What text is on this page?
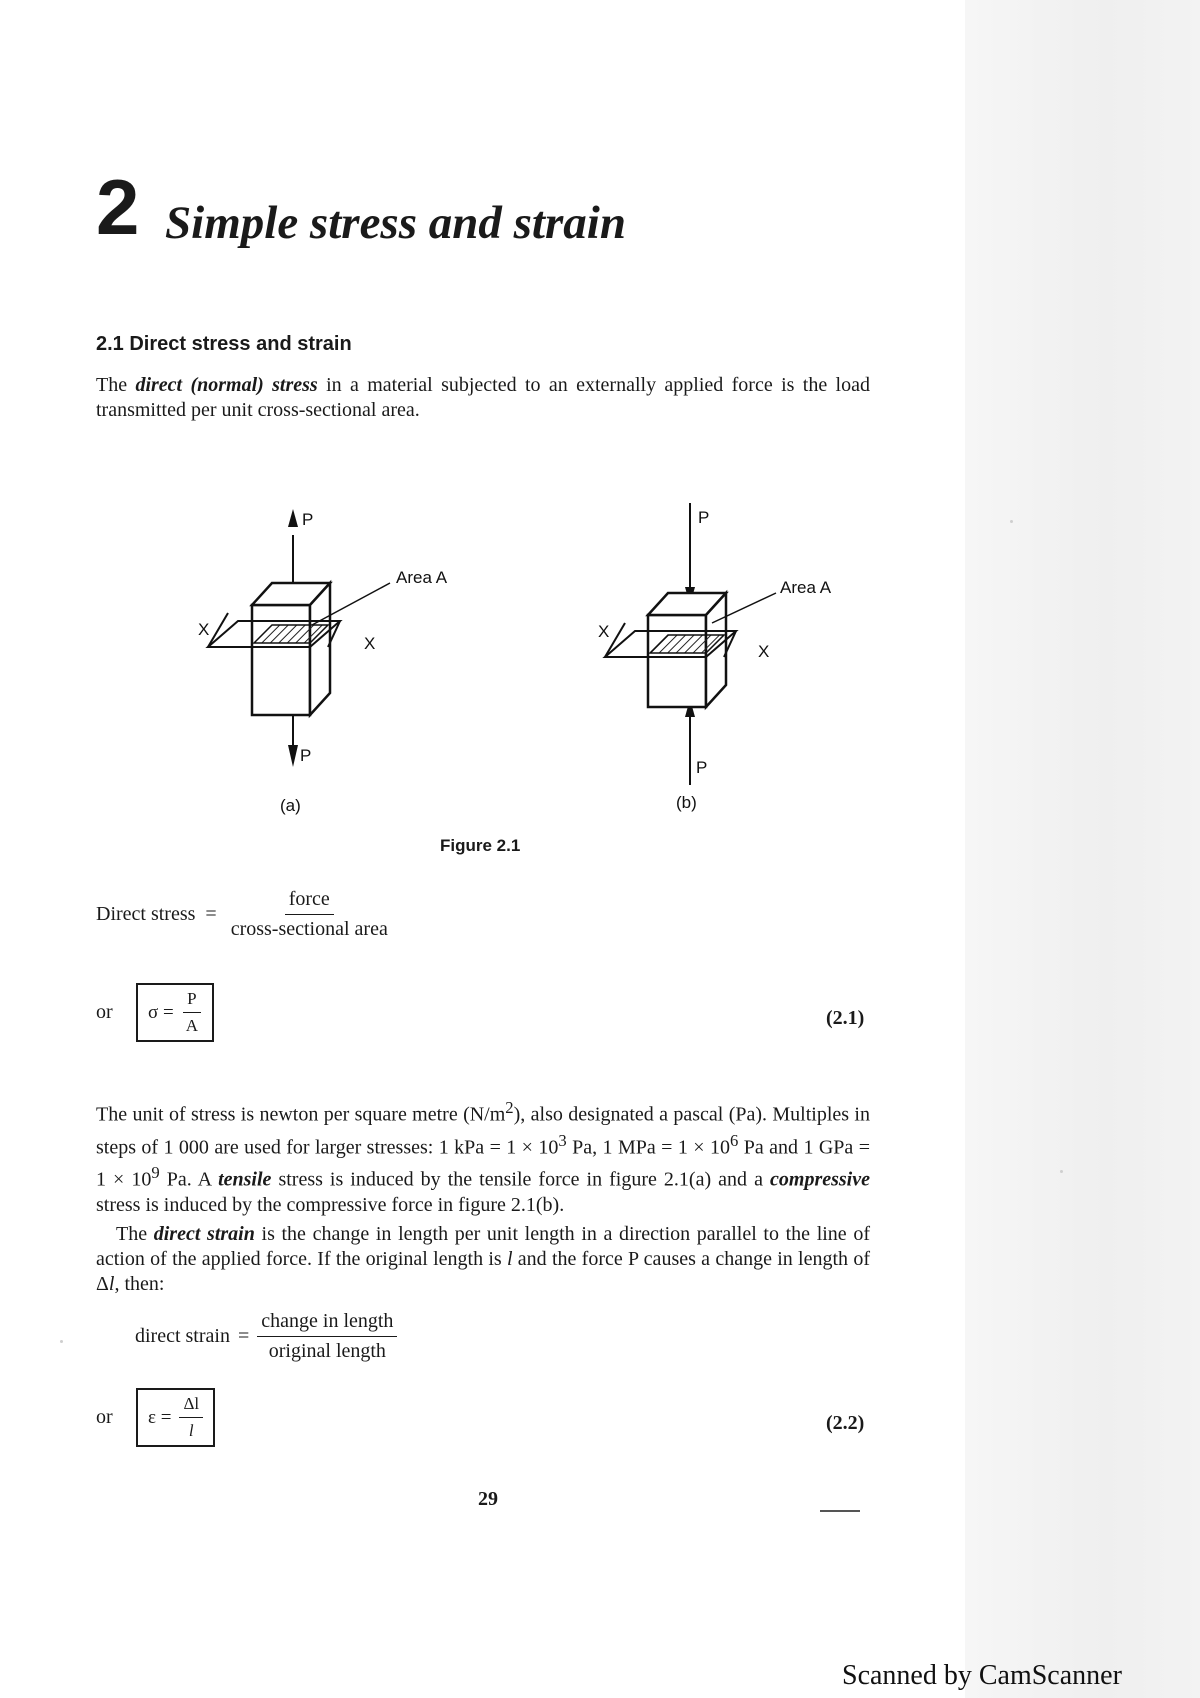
2 Simple stress and strain
2.1 Direct stress and strain
The direct (normal) stress in a material subjected to an externally applied force is the load transmitted per unit cross-sectional area.
P
P
Area A
X
X
(a)
P
P
Area A
X
X
(b)
Figure 2.1
Direct stress = $\frac{\text{force}}{\text{cross-sectional area}}$
or	$\sigma = \frac{P}{A}$	(2.1)
The unit of stress is newton per square metre $(N/m^2)$, also designated a pascal (Pa). Multiples in steps of 1 000 are used for larger stresses: 1 kPa = $1 \times 10^3$ Pa, 1 MPa = $1 \times 10^6$ Pa and 1 GPa = $1 \times 10^9$ Pa. A tensile stress is induced by the tensile force in figure 2.1(a) and a compressive stress is induced by the compressive force in figure 2.1(b).
The direct strain is the change in length per unit length in a direction parallel to the line of action of the applied force. If the original length is l and the force P causes a change in length of Δl, then:
direct strain = $\frac{\text{change in length}}{\text{original length}}$
or	$\varepsilon = \frac{\Delta l}{l}$	(2.2)
29
Scanned by CamScanner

___

Return all the lines that contain the string "stress".

2 Simple stress and strain
2.1 Direct stress and strain
The direct (normal) stress in a material subjected to an externally applied force is the load transmitted per unit cross-sectional area.
Direct stress = $\frac{\text{force}}{\text{cross-sectional area}}$
The unit of stress is newton per square metre $(N/m^2)$, also designated a pascal (Pa). Multiples in steps of 1 000 are used for larger stresses: 1 kPa = $1 \times 10^3$ Pa, 1 MPa = $1 \times 10^6$ Pa and 1 GPa = $1 \times 10^9$ Pa. A tensile stress is induced by the tensile force in figure 2.1(a) and a compressive stress is induced by the compressive force in figure 2.1(b).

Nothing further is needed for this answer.